**Exercise goal:** State how many lines hold the word "name", with no other words.
Supplied records start
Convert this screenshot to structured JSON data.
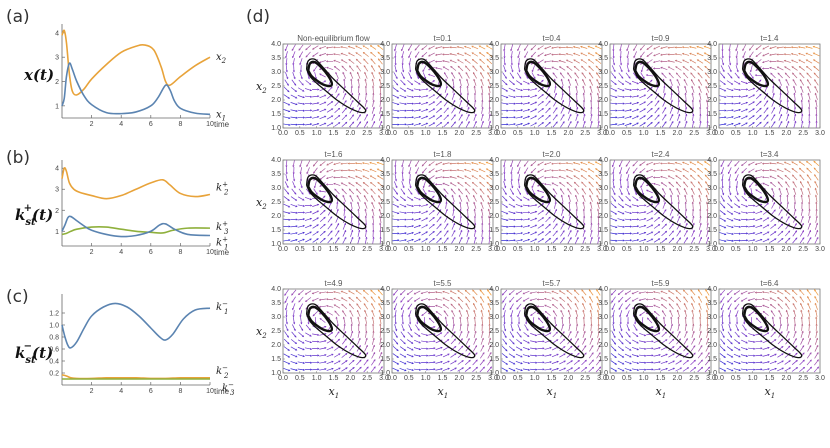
{
  "panels": {
    "a": {
      "label": "(a)",
      "ylabel": "x(t)"
    },
    "b": {
      "label": "(b)",
      "ylabel_main": "k",
      "ylabel_sub": "st",
      "ylabel_sup": "+",
      "ylabel_tail": "(t)"
    },
    "c": {
      "label": "(c)",
      "ylabel_main": "k",
      "ylabel_sub": "st",
      "ylabel_sup": "−",
      "ylabel_tail": "(t)"
    },
    "d": {
      "label": "(d)"
    }
  },
  "colors": {
    "blue": "#5b84b1",
    "orange": "#e8a33a",
    "green": "#8fb03c",
    "flow_blue": "#2a2ad6",
    "flow_purple": "#8a3cc4",
    "flow_orange": "#f09a3a",
    "cycle": "#111111"
  },
  "chart_data": [
    {
      "id": "a",
      "type": "line",
      "title": "",
      "xlabel": "time",
      "ylabel": "x(t)",
      "xlim": [
        0,
        10
      ],
      "ylim": [
        0.5,
        4.2
      ],
      "xticks": [
        "2",
        "4",
        "6",
        "8",
        "10"
      ],
      "yticks": [
        "1",
        "2",
        "3",
        "4"
      ],
      "series": [
        {
          "name": "x2",
          "sub": "2",
          "sup": "",
          "color": "orange",
          "x": [
            0,
            0.15,
            0.3,
            0.5,
            0.7,
            1.0,
            1.5,
            2,
            3,
            4,
            5,
            5.6,
            6.2,
            6.7,
            7.0,
            7.3,
            8,
            9,
            10
          ],
          "y": [
            3.9,
            4.1,
            3.6,
            2.3,
            1.6,
            1.45,
            1.7,
            2.1,
            2.7,
            3.2,
            3.45,
            3.5,
            3.3,
            2.6,
            2.0,
            1.85,
            2.2,
            2.65,
            3.0
          ]
        },
        {
          "name": "x1",
          "sub": "1",
          "sup": "",
          "color": "blue",
          "x": [
            0,
            0.15,
            0.3,
            0.5,
            0.7,
            1.0,
            1.5,
            2,
            3,
            4,
            5,
            6,
            6.5,
            7.0,
            7.3,
            7.6,
            8,
            9,
            10
          ],
          "y": [
            1.0,
            1.3,
            2.2,
            2.75,
            2.5,
            2.0,
            1.4,
            1.05,
            0.72,
            0.68,
            0.75,
            1.0,
            1.35,
            1.85,
            1.65,
            1.2,
            0.9,
            0.7,
            0.65
          ]
        }
      ]
    },
    {
      "id": "b",
      "type": "line",
      "title": "",
      "xlabel": "time",
      "ylabel": "k_st^+(t)",
      "xlim": [
        0,
        10
      ],
      "ylim": [
        0.3,
        4.2
      ],
      "xticks": [
        "2",
        "4",
        "6",
        "8",
        "10"
      ],
      "yticks": [
        "1",
        "2",
        "3",
        "4"
      ],
      "series": [
        {
          "name": "k2+",
          "sub": "2",
          "sup": "+",
          "color": "orange",
          "x": [
            0,
            0.15,
            0.3,
            0.5,
            0.8,
            1.2,
            2,
            3,
            4,
            5,
            6,
            6.8,
            7.3,
            8,
            9,
            10
          ],
          "y": [
            3.5,
            4.0,
            3.85,
            3.3,
            3.0,
            2.85,
            2.7,
            2.55,
            2.7,
            3.0,
            3.3,
            3.45,
            3.2,
            2.8,
            2.65,
            2.75
          ]
        },
        {
          "name": "k3+",
          "sub": "3",
          "sup": "+",
          "color": "green",
          "x": [
            0,
            0.3,
            0.6,
            1.0,
            2,
            3,
            4,
            5,
            6,
            6.8,
            7.5,
            8.5,
            10
          ],
          "y": [
            0.85,
            0.9,
            1.0,
            1.1,
            1.2,
            1.2,
            1.1,
            1.0,
            0.95,
            0.92,
            1.05,
            1.15,
            1.15
          ]
        },
        {
          "name": "k1+",
          "sub": "1",
          "sup": "+",
          "color": "blue",
          "x": [
            0,
            0.2,
            0.4,
            0.6,
            1.0,
            1.5,
            2,
            3,
            4,
            5,
            6,
            6.6,
            7.0,
            7.6,
            8.5,
            10
          ],
          "y": [
            1.0,
            1.3,
            1.65,
            1.7,
            1.5,
            1.25,
            1.05,
            0.85,
            0.75,
            0.8,
            1.0,
            1.3,
            1.35,
            1.1,
            0.85,
            0.8
          ]
        }
      ]
    },
    {
      "id": "c",
      "type": "line",
      "title": "",
      "xlabel": "time",
      "ylabel": "k_st^-(t)",
      "xlim": [
        0,
        10
      ],
      "ylim": [
        0.0,
        1.45
      ],
      "xticks": [
        "2",
        "4",
        "6",
        "8",
        "10"
      ],
      "yticks": [
        "0.2",
        "0.4",
        "0.6",
        "0.8",
        "1.0",
        "1.2"
      ],
      "series": [
        {
          "name": "k1-",
          "sub": "1",
          "sup": "−",
          "color": "blue",
          "x": [
            0,
            0.2,
            0.4,
            0.6,
            1.0,
            1.5,
            2,
            2.8,
            3.6,
            4.4,
            5.2,
            6,
            6.6,
            7.0,
            7.5,
            8.2,
            9,
            10
          ],
          "y": [
            1.0,
            0.8,
            0.66,
            0.62,
            0.72,
            0.95,
            1.15,
            1.3,
            1.36,
            1.3,
            1.15,
            0.95,
            0.8,
            0.75,
            0.85,
            1.1,
            1.25,
            1.28
          ]
        },
        {
          "name": "k2-",
          "sub": "2",
          "sup": "−",
          "color": "orange",
          "x": [
            0,
            0.3,
            0.6,
            1,
            2,
            3,
            4,
            5,
            6,
            7,
            8,
            9,
            10
          ],
          "y": [
            0.17,
            0.15,
            0.12,
            0.11,
            0.11,
            0.12,
            0.12,
            0.12,
            0.11,
            0.11,
            0.12,
            0.12,
            0.12
          ]
        },
        {
          "name": "k3-",
          "sub": "3",
          "sup": "−",
          "color": "green",
          "x": [
            0,
            0.3,
            0.6,
            1,
            2,
            3,
            4,
            5,
            6,
            7,
            8,
            9,
            10
          ],
          "y": [
            0.1,
            0.1,
            0.1,
            0.1,
            0.1,
            0.1,
            0.1,
            0.1,
            0.1,
            0.1,
            0.1,
            0.1,
            0.1
          ]
        }
      ]
    },
    {
      "id": "d",
      "type": "vector-field-grid",
      "xlabel": "x1",
      "ylabel": "x2",
      "xlim": [
        0.0,
        3.0
      ],
      "ylim": [
        1.0,
        4.0
      ],
      "xticks": [
        "0.0",
        "0.5",
        "1.0",
        "1.5",
        "2.0",
        "2.5",
        "3.0"
      ],
      "yticks": [
        "1.0",
        "1.5",
        "2.0",
        "2.5",
        "3.0",
        "3.5",
        "4.0"
      ],
      "panels": [
        {
          "title": "Non-equilibrium flow"
        },
        {
          "title": "t=0.1"
        },
        {
          "title": "t=0.4"
        },
        {
          "title": "t=0.9"
        },
        {
          "title": "t=1.4"
        },
        {
          "title": "t=1.6"
        },
        {
          "title": "t=1.8"
        },
        {
          "title": "t=2.0"
        },
        {
          "title": "t=2.4"
        },
        {
          "title": "t=3.4"
        },
        {
          "title": "t=4.9"
        },
        {
          "title": "t=5.5"
        },
        {
          "title": "t=5.7"
        },
        {
          "title": "t=5.9"
        },
        {
          "title": "t=6.4"
        }
      ],
      "limit_cycle": {
        "x": [
          0.7,
          0.75,
          0.95,
          1.2,
          1.5,
          1.85,
          2.2,
          2.45,
          2.35,
          2.0,
          1.6,
          1.25,
          1.0,
          0.8,
          0.7
        ],
        "y": [
          3.1,
          3.4,
          3.45,
          3.15,
          2.75,
          2.35,
          1.95,
          1.65,
          1.55,
          1.7,
          2.0,
          2.35,
          2.6,
          2.85,
          3.1
        ]
      },
      "limit_cycle_inner": {
        "x": [
          0.75,
          0.8,
          0.95,
          1.15,
          1.35,
          1.45,
          1.4,
          1.2,
          1.0,
          0.85,
          0.75
        ],
        "y": [
          3.05,
          3.3,
          3.35,
          3.15,
          2.85,
          2.6,
          2.5,
          2.55,
          2.7,
          2.85,
          3.05
        ]
      }
    }
  ]
}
Supplied records end
**Task result:** 8